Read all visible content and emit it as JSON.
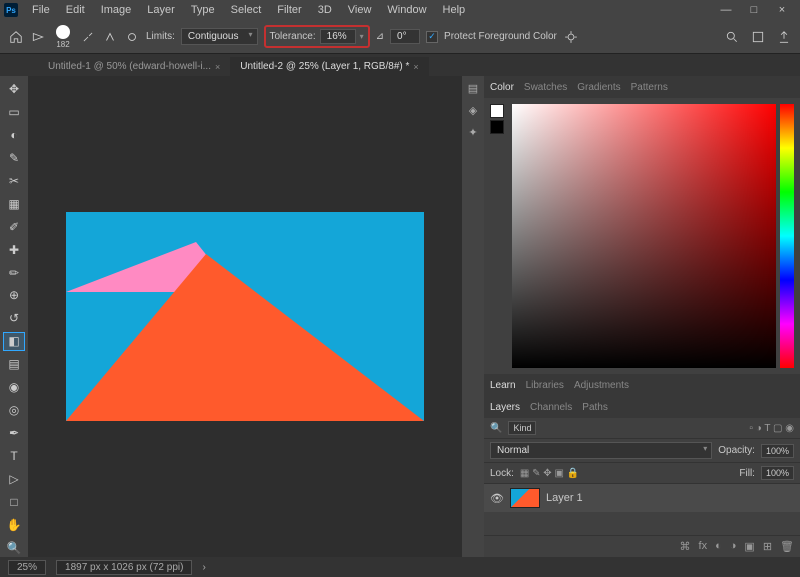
{
  "app": {
    "logo": "Ps"
  },
  "menu": [
    "File",
    "Edit",
    "Image",
    "Layer",
    "Type",
    "Select",
    "Filter",
    "3D",
    "View",
    "Window",
    "Help"
  ],
  "winctrl": {
    "min": "—",
    "max": "□",
    "close": "×"
  },
  "options": {
    "brush_size": "182",
    "limits_label": "Limits:",
    "limits_value": "Contiguous",
    "tolerance_label": "Tolerance:",
    "tolerance_value": "16%",
    "angle_label": "⊿",
    "angle_value": "0°",
    "protect_check": "✓",
    "protect_label": "Protect Foreground Color"
  },
  "tabs": [
    {
      "label": "Untitled-1 @ 50% (edward-howell-i...",
      "active": false
    },
    {
      "label": "Untitled-2 @ 25% (Layer 1, RGB/8#) *",
      "active": true
    }
  ],
  "panels": {
    "color_tabs": [
      "Color",
      "Swatches",
      "Gradients",
      "Patterns"
    ],
    "learn_tabs": [
      "Learn",
      "Libraries",
      "Adjustments"
    ],
    "layers_tabs": [
      "Layers",
      "Channels",
      "Paths"
    ],
    "kind": "Kind",
    "blend": "Normal",
    "opacity_label": "Opacity:",
    "opacity_value": "100%",
    "lock_label": "Lock:",
    "fill_label": "Fill:",
    "fill_value": "100%",
    "layer_name": "Layer 1"
  },
  "status": {
    "zoom": "25%",
    "dims": "1897 px x 1026 px (72 ppi)"
  }
}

▶ [Exercise goal] Show each line of the listing that holds the string "Untitled".

▶ [Reply to the exercise]
      "label": "Untitled-1 @ 50% (edward-howell-i...",
      "label": "Untitled-2 @ 25% (Layer 1, RGB/8#) *",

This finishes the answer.